Required actions:
(1) Rewrite the Unity code review starting at "Next is perhaps" and ending at "anything else happens.", putting "registry" in place of "gatekeeper".
(2) Answer these questions from the Unity code review:
(a) Which attribute is meant for exposing fields to the inspector?
(b) What does a MonoBehaviour singleton return if its instance is retrieved before its Awake() has been called?
(c) Which built-in component are the buttons described as not using?

Supplied passage:
◇ ◇ ◇ ◇ ◇ ◇ ◇

Well you could have fooled me, Marvin! Things generally look really good, and yeah, I've seen some experienced programmers without Unity experience do things... in ways that might make sense elsewhere but very much clash with the Unity SOP, but at first glance I didn't think you were one of those. So... congrats! Although as I'm writing this post and finding a few more things, it is becoming a bit more obvious (Although you stating so much probably creates a bit of a confirmation bias)
That said, UI and input seems a bit odd. For example, querying the input controller to advance the state of a UI script as opposed to just using the built-in event system. Every button having its own class, and not using the built in Button component or something deriving from it, seems a bit unorthodox too. Namely because you're increasing code verbosity while only retaining a subset of the functionality that regular Unity buttons have.
One nitpick is making fields public for the purpose of exposing them to the inspector. That's what the [SerializeField] attribute is for, but I'm guessing you missed that and the knowledge it exists will come as a relief (thanks, official Unity tutorials for always making fields public!).
Next is perhaps debatable, but turning MonoBehaviours into singletons can be a bit evil, since if you're trying to retrieve the instance before its Awake() has been called it returns a null reference. Worse yet, unless script execution order is explicitly set the order can vary between in-build and in-editor, which can be a huge pain to debug. I don't think there's any kind of general standard here, but my practice is to create a MonoBehaviour gatekeeper class that contains a static reference to every persistent would-be-singleton MonoBehaviour, which is then set to initialise before anything else in the script execution order so it can populate those static references before anything else happens.

◇ ◇ ◇ ◇ ◇ ◇ ◇

Document layout analysis data:
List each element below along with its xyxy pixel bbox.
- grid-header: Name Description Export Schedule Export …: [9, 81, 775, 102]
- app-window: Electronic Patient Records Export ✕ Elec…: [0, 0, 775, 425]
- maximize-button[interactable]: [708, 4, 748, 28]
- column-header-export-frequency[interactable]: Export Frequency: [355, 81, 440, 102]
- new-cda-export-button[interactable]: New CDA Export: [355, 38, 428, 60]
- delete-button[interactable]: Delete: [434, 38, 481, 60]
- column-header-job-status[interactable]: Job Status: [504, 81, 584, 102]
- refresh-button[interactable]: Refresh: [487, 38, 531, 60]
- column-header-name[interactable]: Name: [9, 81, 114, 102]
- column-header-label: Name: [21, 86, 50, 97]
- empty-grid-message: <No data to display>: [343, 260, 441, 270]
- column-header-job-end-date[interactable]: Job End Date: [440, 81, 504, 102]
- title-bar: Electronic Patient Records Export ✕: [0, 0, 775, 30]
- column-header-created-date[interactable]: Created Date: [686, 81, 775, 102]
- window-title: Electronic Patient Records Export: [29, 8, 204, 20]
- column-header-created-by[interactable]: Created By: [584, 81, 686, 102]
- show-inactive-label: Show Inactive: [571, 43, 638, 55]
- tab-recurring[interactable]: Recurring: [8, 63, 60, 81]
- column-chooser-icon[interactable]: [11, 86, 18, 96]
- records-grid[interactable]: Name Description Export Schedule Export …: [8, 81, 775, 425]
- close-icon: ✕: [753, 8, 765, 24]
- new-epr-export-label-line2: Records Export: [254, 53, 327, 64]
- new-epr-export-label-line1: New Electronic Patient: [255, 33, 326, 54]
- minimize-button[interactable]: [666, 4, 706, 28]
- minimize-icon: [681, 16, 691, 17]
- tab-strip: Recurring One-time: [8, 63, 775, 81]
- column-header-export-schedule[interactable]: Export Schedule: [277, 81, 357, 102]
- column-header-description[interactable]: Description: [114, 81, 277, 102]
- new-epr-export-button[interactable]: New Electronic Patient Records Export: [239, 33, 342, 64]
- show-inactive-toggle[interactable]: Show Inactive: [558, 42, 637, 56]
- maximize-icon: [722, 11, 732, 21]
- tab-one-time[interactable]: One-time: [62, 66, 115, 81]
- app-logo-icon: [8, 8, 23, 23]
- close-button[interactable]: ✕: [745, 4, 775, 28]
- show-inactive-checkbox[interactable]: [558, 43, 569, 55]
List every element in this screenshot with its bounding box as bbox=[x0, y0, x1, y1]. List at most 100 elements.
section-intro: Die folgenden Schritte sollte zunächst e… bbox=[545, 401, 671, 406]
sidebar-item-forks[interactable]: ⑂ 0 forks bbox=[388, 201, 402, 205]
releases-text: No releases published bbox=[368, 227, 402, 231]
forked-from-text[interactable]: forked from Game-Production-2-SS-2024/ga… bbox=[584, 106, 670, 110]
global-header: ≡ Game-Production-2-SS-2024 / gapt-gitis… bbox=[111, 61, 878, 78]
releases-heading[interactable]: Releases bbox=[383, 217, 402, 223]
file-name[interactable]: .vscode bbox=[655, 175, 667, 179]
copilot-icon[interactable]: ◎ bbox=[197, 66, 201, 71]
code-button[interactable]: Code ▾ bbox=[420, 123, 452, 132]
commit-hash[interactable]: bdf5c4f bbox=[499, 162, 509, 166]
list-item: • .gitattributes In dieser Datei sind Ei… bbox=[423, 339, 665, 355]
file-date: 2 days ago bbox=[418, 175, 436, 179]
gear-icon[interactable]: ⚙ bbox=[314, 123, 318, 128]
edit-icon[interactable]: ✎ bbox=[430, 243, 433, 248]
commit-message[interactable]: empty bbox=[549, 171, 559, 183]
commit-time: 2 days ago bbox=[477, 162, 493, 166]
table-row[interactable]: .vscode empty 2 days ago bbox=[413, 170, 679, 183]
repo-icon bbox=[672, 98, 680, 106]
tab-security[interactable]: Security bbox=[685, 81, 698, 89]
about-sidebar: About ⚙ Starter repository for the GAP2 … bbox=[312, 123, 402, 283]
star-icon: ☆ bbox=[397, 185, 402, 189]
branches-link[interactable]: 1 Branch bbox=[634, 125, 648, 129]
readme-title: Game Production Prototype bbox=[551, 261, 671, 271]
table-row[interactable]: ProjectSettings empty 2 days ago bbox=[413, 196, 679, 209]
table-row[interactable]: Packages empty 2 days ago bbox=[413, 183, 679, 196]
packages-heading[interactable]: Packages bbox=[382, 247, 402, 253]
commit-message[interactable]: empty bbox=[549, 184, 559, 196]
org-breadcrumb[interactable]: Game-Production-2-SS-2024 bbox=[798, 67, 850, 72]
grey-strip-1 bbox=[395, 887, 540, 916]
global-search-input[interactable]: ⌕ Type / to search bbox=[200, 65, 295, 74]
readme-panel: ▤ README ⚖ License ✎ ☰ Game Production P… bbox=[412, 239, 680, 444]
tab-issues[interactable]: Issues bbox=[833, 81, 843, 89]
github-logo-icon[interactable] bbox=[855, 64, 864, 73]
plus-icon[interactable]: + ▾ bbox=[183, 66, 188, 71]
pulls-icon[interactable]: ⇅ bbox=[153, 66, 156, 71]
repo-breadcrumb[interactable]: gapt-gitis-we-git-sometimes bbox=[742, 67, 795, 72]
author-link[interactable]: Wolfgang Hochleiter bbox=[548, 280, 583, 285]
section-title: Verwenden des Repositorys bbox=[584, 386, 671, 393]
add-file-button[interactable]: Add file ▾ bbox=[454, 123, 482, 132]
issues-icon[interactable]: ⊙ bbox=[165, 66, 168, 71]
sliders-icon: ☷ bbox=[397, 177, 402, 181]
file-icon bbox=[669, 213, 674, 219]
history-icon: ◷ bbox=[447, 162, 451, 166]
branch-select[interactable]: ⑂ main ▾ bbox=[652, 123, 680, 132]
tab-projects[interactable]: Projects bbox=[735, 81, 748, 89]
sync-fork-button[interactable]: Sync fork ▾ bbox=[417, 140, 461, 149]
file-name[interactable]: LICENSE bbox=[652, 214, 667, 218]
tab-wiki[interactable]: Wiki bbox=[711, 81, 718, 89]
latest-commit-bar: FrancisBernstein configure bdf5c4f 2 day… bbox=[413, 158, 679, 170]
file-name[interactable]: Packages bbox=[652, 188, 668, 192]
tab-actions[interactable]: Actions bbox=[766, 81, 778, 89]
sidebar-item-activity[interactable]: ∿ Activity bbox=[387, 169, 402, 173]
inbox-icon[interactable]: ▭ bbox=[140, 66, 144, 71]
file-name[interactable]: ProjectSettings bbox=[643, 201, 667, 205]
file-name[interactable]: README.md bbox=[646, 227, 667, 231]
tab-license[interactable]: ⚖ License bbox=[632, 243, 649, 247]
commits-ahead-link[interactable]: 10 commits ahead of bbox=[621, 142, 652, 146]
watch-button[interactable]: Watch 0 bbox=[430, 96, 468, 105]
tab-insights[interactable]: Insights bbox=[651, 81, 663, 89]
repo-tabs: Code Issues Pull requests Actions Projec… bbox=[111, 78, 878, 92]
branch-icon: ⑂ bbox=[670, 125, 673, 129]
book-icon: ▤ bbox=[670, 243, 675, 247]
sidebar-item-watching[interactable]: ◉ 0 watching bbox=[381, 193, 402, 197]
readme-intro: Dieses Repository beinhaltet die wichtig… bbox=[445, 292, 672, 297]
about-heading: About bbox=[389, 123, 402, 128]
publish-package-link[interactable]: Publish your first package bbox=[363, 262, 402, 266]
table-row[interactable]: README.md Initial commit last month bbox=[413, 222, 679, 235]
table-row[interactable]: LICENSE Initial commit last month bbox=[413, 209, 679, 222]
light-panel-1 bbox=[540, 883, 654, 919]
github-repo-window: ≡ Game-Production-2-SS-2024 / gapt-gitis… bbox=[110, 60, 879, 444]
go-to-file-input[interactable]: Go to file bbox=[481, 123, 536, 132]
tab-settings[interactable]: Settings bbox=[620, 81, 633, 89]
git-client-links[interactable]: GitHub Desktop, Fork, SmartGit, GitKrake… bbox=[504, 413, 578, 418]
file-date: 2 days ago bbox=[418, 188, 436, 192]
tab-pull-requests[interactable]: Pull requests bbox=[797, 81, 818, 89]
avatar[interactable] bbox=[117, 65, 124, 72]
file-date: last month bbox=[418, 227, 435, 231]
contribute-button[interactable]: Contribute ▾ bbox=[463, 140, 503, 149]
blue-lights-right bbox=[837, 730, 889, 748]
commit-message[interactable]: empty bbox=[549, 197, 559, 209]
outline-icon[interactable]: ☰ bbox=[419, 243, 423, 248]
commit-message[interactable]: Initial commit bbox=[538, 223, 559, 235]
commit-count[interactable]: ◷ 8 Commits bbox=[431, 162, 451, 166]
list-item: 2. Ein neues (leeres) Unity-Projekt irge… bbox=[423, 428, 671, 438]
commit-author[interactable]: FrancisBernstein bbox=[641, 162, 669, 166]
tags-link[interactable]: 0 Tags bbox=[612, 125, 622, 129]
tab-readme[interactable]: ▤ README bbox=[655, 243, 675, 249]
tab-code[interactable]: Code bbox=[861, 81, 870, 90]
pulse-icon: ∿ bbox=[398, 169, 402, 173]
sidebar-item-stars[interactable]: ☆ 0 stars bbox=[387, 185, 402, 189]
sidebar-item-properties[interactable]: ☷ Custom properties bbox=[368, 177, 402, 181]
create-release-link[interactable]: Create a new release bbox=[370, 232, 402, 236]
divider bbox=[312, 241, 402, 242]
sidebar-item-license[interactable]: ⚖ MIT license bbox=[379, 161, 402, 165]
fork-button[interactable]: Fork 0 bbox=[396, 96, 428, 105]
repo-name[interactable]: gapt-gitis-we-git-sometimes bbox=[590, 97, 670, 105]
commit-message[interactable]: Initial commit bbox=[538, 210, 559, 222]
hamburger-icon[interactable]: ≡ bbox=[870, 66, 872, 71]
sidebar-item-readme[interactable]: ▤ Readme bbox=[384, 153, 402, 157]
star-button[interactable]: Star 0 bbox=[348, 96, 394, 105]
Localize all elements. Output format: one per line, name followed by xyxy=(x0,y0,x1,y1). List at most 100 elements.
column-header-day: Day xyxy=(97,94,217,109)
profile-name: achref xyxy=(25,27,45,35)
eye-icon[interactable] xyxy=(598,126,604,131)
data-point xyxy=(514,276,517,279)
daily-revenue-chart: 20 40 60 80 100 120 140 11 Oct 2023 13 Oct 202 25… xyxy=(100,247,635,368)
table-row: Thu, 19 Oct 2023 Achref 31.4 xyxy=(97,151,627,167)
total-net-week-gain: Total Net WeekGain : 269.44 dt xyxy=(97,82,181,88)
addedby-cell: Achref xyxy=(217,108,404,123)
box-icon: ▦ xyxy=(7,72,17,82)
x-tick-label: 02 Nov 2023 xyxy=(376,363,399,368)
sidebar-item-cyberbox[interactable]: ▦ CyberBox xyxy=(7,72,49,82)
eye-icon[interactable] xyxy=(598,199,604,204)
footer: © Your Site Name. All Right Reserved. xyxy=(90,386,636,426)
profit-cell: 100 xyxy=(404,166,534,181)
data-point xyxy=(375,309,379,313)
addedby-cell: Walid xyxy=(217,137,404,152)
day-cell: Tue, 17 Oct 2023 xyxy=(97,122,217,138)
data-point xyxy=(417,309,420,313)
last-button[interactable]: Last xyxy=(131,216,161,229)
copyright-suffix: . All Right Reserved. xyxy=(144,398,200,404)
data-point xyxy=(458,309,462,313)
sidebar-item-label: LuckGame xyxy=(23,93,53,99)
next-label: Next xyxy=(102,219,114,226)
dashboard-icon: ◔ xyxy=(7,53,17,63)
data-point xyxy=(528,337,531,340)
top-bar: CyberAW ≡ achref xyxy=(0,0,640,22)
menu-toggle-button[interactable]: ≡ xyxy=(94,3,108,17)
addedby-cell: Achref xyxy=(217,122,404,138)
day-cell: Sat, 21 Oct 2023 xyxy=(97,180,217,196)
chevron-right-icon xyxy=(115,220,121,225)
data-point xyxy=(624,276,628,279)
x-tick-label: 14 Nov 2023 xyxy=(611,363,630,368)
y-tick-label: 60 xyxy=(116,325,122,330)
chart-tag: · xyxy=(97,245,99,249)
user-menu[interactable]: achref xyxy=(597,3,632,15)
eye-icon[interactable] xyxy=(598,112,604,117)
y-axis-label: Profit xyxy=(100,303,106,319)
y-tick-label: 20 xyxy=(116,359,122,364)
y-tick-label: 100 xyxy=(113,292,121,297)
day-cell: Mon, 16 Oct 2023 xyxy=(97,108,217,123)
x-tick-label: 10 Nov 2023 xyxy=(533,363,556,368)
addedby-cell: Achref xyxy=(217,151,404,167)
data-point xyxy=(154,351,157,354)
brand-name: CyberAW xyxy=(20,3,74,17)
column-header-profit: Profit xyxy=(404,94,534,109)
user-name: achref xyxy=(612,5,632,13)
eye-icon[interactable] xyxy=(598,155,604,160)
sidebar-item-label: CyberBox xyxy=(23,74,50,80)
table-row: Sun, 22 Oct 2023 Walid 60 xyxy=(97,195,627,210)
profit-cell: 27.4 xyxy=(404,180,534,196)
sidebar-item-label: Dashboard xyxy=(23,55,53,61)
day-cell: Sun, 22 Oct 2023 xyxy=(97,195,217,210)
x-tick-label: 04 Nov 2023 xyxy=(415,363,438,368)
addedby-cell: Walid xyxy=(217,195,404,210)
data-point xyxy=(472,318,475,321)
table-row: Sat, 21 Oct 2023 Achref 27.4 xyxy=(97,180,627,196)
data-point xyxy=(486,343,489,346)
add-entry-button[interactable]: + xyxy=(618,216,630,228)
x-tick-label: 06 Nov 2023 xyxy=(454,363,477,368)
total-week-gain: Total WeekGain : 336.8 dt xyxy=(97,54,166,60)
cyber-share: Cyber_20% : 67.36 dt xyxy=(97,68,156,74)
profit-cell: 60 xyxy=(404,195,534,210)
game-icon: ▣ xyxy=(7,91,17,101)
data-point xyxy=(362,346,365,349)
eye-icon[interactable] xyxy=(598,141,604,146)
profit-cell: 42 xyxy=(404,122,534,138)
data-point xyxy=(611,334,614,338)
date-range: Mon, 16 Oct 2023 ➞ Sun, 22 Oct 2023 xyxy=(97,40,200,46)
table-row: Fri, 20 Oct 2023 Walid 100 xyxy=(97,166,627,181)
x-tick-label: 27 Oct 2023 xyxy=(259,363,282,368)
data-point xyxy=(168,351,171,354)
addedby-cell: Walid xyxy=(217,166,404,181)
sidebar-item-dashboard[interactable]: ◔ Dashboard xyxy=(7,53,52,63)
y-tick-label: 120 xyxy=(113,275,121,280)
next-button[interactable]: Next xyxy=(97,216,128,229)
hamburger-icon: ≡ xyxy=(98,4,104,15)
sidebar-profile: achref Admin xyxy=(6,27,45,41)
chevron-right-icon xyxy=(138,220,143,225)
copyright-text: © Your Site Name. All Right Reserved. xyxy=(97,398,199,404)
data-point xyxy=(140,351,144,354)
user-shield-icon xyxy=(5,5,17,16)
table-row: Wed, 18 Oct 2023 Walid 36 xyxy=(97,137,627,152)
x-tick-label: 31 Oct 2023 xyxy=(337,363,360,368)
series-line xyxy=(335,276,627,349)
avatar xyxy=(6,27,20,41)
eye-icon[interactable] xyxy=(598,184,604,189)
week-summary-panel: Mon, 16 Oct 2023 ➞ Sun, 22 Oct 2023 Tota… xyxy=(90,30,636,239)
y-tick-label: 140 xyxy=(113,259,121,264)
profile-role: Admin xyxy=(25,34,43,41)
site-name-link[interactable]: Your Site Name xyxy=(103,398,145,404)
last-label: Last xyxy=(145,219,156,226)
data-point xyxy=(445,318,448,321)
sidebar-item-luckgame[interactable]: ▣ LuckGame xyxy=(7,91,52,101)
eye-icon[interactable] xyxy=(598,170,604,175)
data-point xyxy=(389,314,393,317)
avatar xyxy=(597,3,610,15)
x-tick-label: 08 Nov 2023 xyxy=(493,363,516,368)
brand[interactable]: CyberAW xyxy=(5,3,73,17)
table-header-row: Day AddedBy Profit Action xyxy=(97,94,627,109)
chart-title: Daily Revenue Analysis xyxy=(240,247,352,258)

◇ ◇ ◇ ◇ ◇ ◇ ◇

Responses per task:
(1)
Next is perhaps debatable, but turning MonoBehaviours into singletons can be a bit evil, since if you're trying to retrieve the instance before its Awake() has been called it returns a null reference. Worse yet, unless script execution order is explicitly set the order can vary between in-build and in-editor, which can be a huge pain to debug. I don't think there's any kind of general standard here, but my practice is to create a MonoBehaviour registry class that contains a static reference to every persistent would-be-singleton MonoBehaviour, which is then set to initialise before anything else in the script execution order so it can populate those static references before anything else happens.

(2)
(a) The [SerializeField] attribute.
(b) A null reference.
(c) The built-in Button component.